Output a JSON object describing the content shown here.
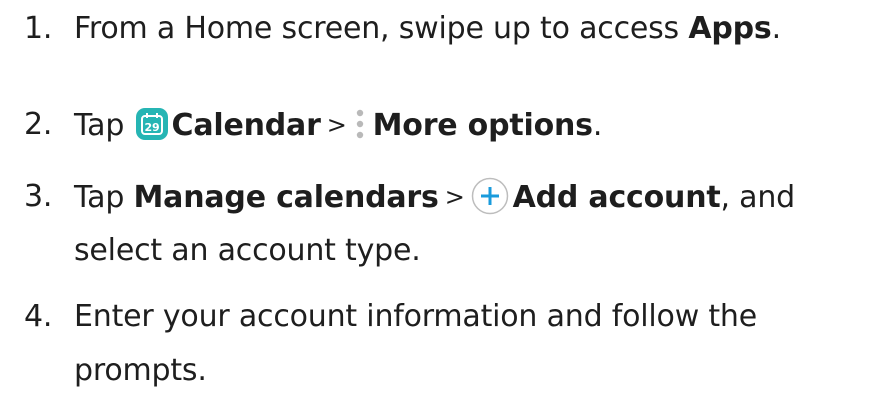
{
  "steps": [
    {
      "number": "1.",
      "parts": {
        "a": "From a Home screen, swipe up to access ",
        "b": "Apps",
        "c": "."
      }
    },
    {
      "number": "2.",
      "parts": {
        "a": "Tap ",
        "b": "Calendar",
        "sep": ">",
        "c": "More options",
        "d": "."
      }
    },
    {
      "number": "3.",
      "parts": {
        "a": "Tap ",
        "b": "Manage calendars",
        "sep": ">",
        "c": "Add account",
        "d": ", and",
        "e": "select an account type."
      }
    },
    {
      "number": "4.",
      "parts": {
        "a": "Enter your account information and follow the",
        "b": "prompts."
      }
    }
  ],
  "icons": {
    "calendar": "calendar-icon",
    "calendar_day": "29",
    "more_options": "more-options-icon",
    "add": "add-icon"
  },
  "colors": {
    "text": "#1e1e1e",
    "calendar_icon_bg": "#26b5b4",
    "add_icon": "#1a9bdc",
    "kebab": "#b9b9b9"
  }
}
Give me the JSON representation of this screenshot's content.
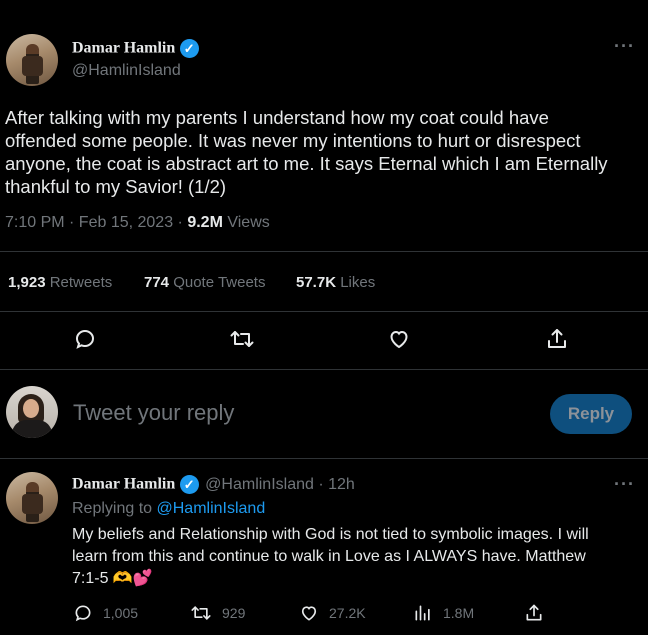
{
  "main_tweet": {
    "author_name": "Damar Hamlin",
    "verified_glyph": "✓",
    "handle": "@HamlinIsland",
    "more_glyph": "···",
    "text_lines": [
      "After talking with my parents I understand how my coat could have",
      "offended some people. It was never my intentions to hurt or disrespect",
      "anyone, the coat is abstract art to me. It says Eternal which I am Eternally",
      "thankful to my Savior! (1/2)"
    ],
    "time": "7:10 PM · Feb 15, 2023 · ",
    "views_count": "9.2M",
    "views_label": " Views",
    "retweets_count": "1,923",
    "retweets_label": " Retweets",
    "quotes_count": "774",
    "quotes_label": " Quote Tweets",
    "likes_count": "57.7K",
    "likes_label": " Likes",
    "icons": [
      "reply-icon",
      "retweet-icon",
      "like-icon",
      "share-icon"
    ]
  },
  "composer": {
    "placeholder": "Tweet your reply",
    "reply_button": "Reply"
  },
  "reply_tweet": {
    "author_name": "Damar Hamlin",
    "verified_glyph": "✓",
    "handle_time": "@HamlinIsland · 12h",
    "more_glyph": "···",
    "replying_prefix": "Replying to ",
    "replying_handle": "@HamlinIsland",
    "text_lines": [
      "My beliefs and Relationship with God is not tied to symbolic images. I will",
      "learn from this and continue to walk in Love as I ALWAYS have. Matthew",
      "7:1-5"
    ],
    "emoji": "🫶💕",
    "reply_count": "1,005",
    "retweet_count": "929",
    "like_count": "27.2K",
    "views_count": "1.8M",
    "icons": [
      "reply-icon",
      "retweet-icon",
      "like-icon",
      "views-icon",
      "share-icon"
    ]
  },
  "colors": {
    "background": "#000000",
    "text": "#e7e9ea",
    "muted": "#71767b",
    "accent": "#1d9bf0",
    "reply_button_bg": "#0e4f7e"
  }
}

#####

• [What is asked]: Reply with the number of lines in the preceding entries that contain "this", and no other words.

• [Result of the exercise]: 2